GIVEN EXERCISE — Check each line of the records below and collect those that include the word "name".

LISTED RECORDS —
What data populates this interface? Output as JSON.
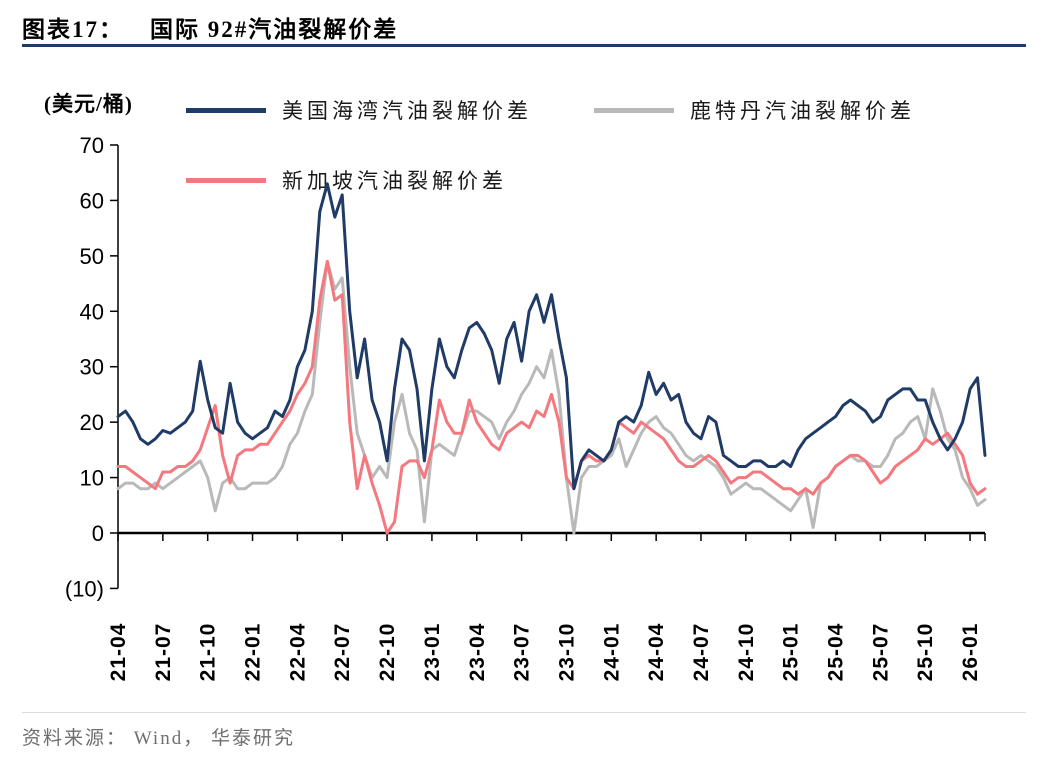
{
  "header": {
    "title_label": "图表17：",
    "title_text": "国际 92#汽油裂解价差"
  },
  "colors": {
    "accent_navy": "#1f3b66",
    "series_us": "#1f3b66",
    "series_rotterdam": "#b9b9b9",
    "series_singapore": "#f4787e"
  },
  "footer": {
    "source_text": "资料来源： Wind， 华泰研究"
  },
  "chart_data": {
    "type": "line",
    "title": "国际 92#汽油裂解价差",
    "unit_label": "(美元/桶)",
    "ylim": [
      -10,
      70
    ],
    "grid": "off",
    "legend_position": "top",
    "x_start": "2021-04",
    "x_end": "2026-02",
    "points_per_month": 2,
    "x_tick_labels": [
      "21-04",
      "21-07",
      "21-10",
      "22-01",
      "22-04",
      "22-07",
      "22-10",
      "23-01",
      "23-04",
      "23-07",
      "23-10",
      "24-01",
      "24-04",
      "24-07",
      "24-10",
      "25-01",
      "25-04",
      "25-07",
      "25-10",
      "26-01"
    ],
    "y_ticks": [
      {
        "label": "70",
        "value": 70
      },
      {
        "label": "60",
        "value": 60
      },
      {
        "label": "50",
        "value": 50
      },
      {
        "label": "40",
        "value": 40
      },
      {
        "label": "30",
        "value": 30
      },
      {
        "label": "20",
        "value": 20
      },
      {
        "label": "10",
        "value": 10
      },
      {
        "label": "0",
        "value": 0
      },
      {
        "label": "(10)",
        "value": -10
      }
    ],
    "series": [
      {
        "name": "美国海湾汽油裂解价差",
        "color": "#1f3b66",
        "values": [
          21,
          22,
          20,
          17,
          16,
          17,
          18.5,
          18,
          19,
          20,
          22,
          31,
          24,
          19,
          18,
          27,
          20,
          18,
          17,
          18,
          19,
          22,
          21,
          24,
          30,
          33,
          40,
          58,
          63,
          57,
          61,
          40,
          28,
          35,
          24,
          20,
          13,
          26,
          35,
          33,
          26,
          13,
          26,
          35,
          30,
          28,
          33,
          37,
          38,
          36,
          33,
          27,
          35,
          38,
          31,
          40,
          43,
          38,
          43,
          35,
          28,
          8,
          13,
          15,
          14,
          13,
          15,
          20,
          21,
          20,
          23,
          29,
          25,
          27,
          24,
          25,
          20,
          18,
          17,
          21,
          20,
          14,
          13,
          12,
          12,
          13,
          13,
          12,
          12,
          13,
          12,
          15,
          17,
          18,
          19,
          20,
          21,
          23,
          24,
          23,
          22,
          20,
          21,
          24,
          25,
          26,
          26,
          24,
          24,
          20,
          17,
          15,
          17,
          20,
          26,
          28,
          14
        ]
      },
      {
        "name": "鹿特丹汽油裂解价差",
        "color": "#b9b9b9",
        "values": [
          8,
          9,
          9,
          8,
          8,
          9,
          8,
          9,
          10,
          11,
          12,
          13,
          10,
          4,
          9,
          10,
          8,
          8,
          9,
          9,
          9,
          10,
          12,
          16,
          18,
          22,
          25,
          38,
          49,
          44,
          46,
          30,
          18,
          14,
          10,
          12,
          10,
          20,
          25,
          18,
          15,
          2,
          15,
          16,
          15,
          14,
          18,
          22,
          22,
          21,
          20,
          17,
          20,
          22,
          25,
          27,
          30,
          28,
          33,
          25,
          10,
          0,
          10,
          12,
          12,
          13,
          14,
          17,
          12,
          15,
          18,
          20,
          21,
          19,
          18,
          16,
          14,
          13,
          14,
          13,
          12,
          10,
          7,
          8,
          9,
          8,
          8,
          7,
          6,
          5,
          4,
          6,
          8,
          1,
          9,
          10,
          12,
          13,
          14,
          13,
          13,
          12,
          12,
          14,
          17,
          18,
          20,
          21,
          17,
          26,
          22,
          17,
          15,
          10,
          8,
          5,
          6
        ]
      },
      {
        "name": "新加坡汽油裂解价差",
        "color": "#f4787e",
        "values": [
          12,
          12,
          11,
          10,
          9,
          8,
          11,
          11,
          12,
          12,
          13,
          15,
          19,
          23,
          14,
          9,
          14,
          15,
          15,
          16,
          16,
          18,
          20,
          22,
          25,
          27,
          30,
          42,
          49,
          42,
          43,
          20,
          8,
          14,
          9,
          5,
          0,
          2,
          12,
          13,
          13,
          10,
          15,
          24,
          20,
          18,
          18,
          24,
          20,
          18,
          16,
          15,
          18,
          19,
          20,
          19,
          22,
          21,
          25,
          20,
          10,
          8,
          13,
          14,
          13,
          13,
          15,
          20,
          19,
          18,
          20,
          19,
          18,
          17,
          15,
          13,
          12,
          12,
          13,
          14,
          13,
          11,
          9,
          10,
          10,
          11,
          11,
          10,
          9,
          8,
          8,
          7,
          8,
          7,
          9,
          10,
          12,
          13,
          14,
          14,
          13,
          11,
          9,
          10,
          12,
          13,
          14,
          15,
          17,
          16,
          17,
          18,
          16,
          14,
          9,
          7,
          8
        ]
      }
    ]
  }
}
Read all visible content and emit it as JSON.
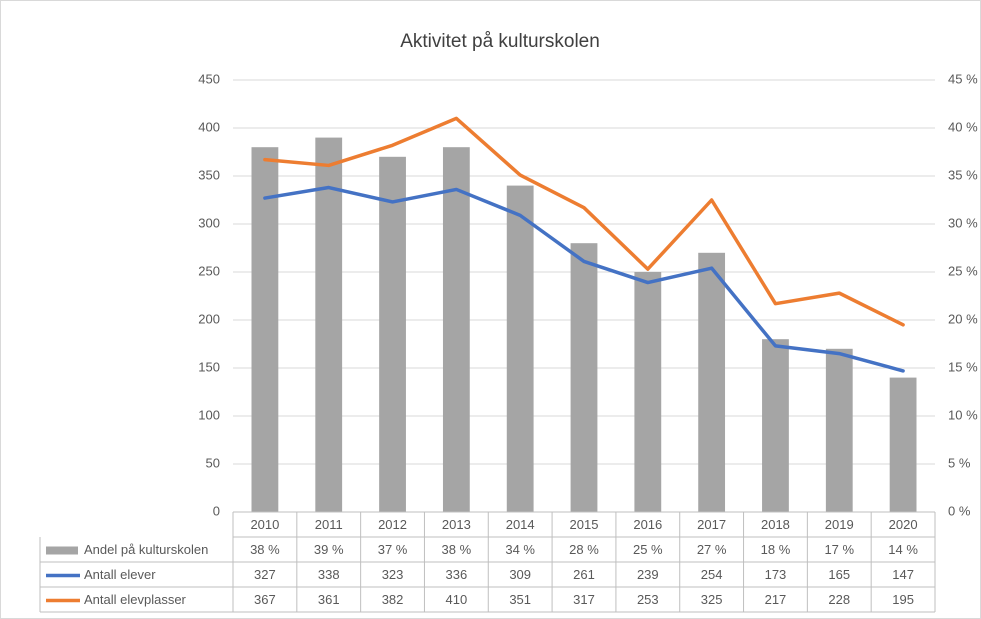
{
  "chart_data": {
    "type": "bar-line-table",
    "title": "Aktivitet på kulturskolen",
    "categories": [
      "2010",
      "2011",
      "2012",
      "2013",
      "2014",
      "2015",
      "2016",
      "2017",
      "2018",
      "2019",
      "2020"
    ],
    "ylim": [
      0,
      450
    ],
    "yticks": [
      0,
      50,
      100,
      150,
      200,
      250,
      300,
      350,
      400,
      450
    ],
    "y2lim": [
      0,
      45
    ],
    "y2ticks": [
      {
        "value": 0,
        "label": "0 %"
      },
      {
        "value": 5,
        "label": "5 %"
      },
      {
        "value": 10,
        "label": "10 %"
      },
      {
        "value": 15,
        "label": "15 %"
      },
      {
        "value": 20,
        "label": "20 %"
      },
      {
        "value": 25,
        "label": "25 %"
      },
      {
        "value": 30,
        "label": "30 %"
      },
      {
        "value": 35,
        "label": "35 %"
      },
      {
        "value": 40,
        "label": "40 %"
      },
      {
        "value": 45,
        "label": "45 %"
      }
    ],
    "grid": true,
    "series": [
      {
        "name": "Andel på kulturskolen",
        "type": "bar",
        "axis": "y2",
        "color": "#a5a5a5",
        "values": [
          38,
          39,
          37,
          38,
          34,
          28,
          25,
          27,
          18,
          17,
          14
        ],
        "value_labels": [
          "38 %",
          "39 %",
          "37 %",
          "38 %",
          "34 %",
          "28 %",
          "25 %",
          "27 %",
          "18 %",
          "17 %",
          "14 %"
        ]
      },
      {
        "name": "Antall elever",
        "type": "line",
        "axis": "y",
        "color": "#4472c4",
        "values": [
          327,
          338,
          323,
          336,
          309,
          261,
          239,
          254,
          173,
          165,
          147
        ]
      },
      {
        "name": "Antall elevplasser",
        "type": "line",
        "axis": "y",
        "color": "#ed7d31",
        "values": [
          367,
          361,
          382,
          410,
          351,
          317,
          253,
          325,
          217,
          228,
          195
        ]
      }
    ]
  }
}
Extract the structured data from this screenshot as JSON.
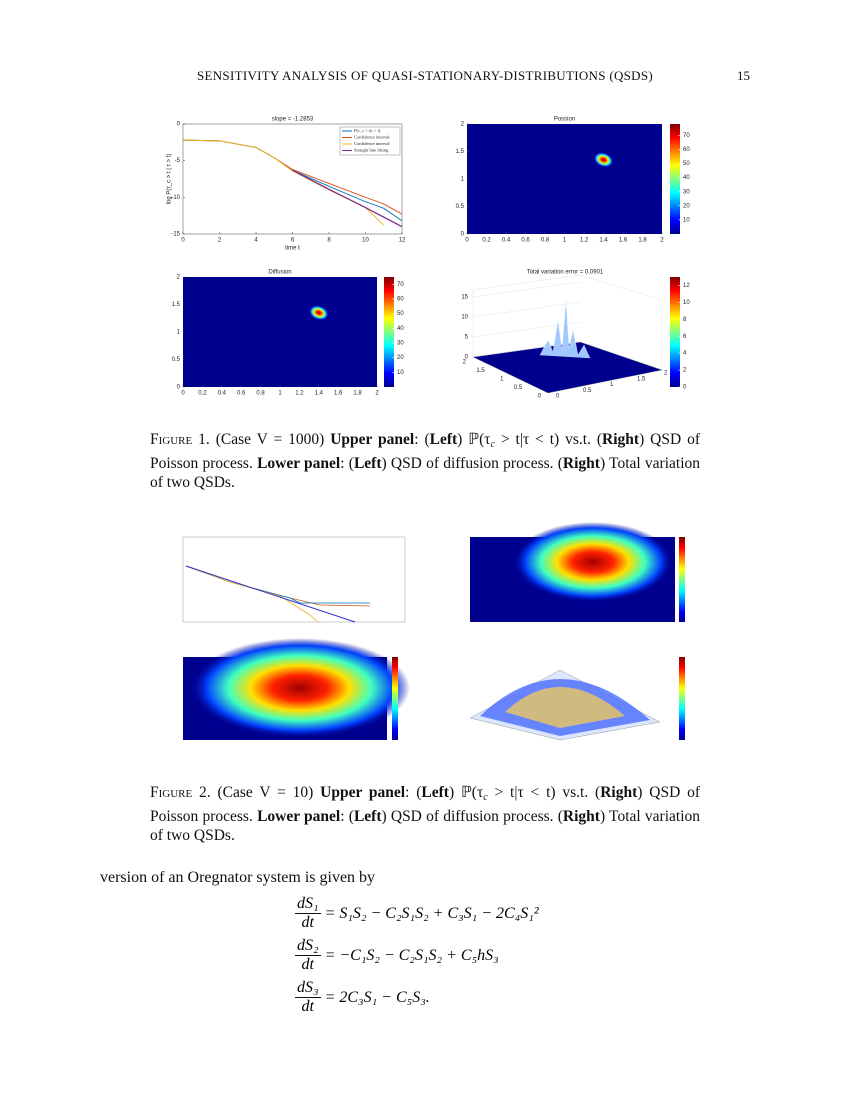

RESPONSE TO THIS TASK —
        "name": "美国海湾汽油裂解价差",
        "name": "鹿特丹汽油裂解价差",
        "name": "新加坡汽油裂解价差",
        "name": "Andel på kulturskolen",
        "name": "Antall elever",
        "name": "Antall elevplasser",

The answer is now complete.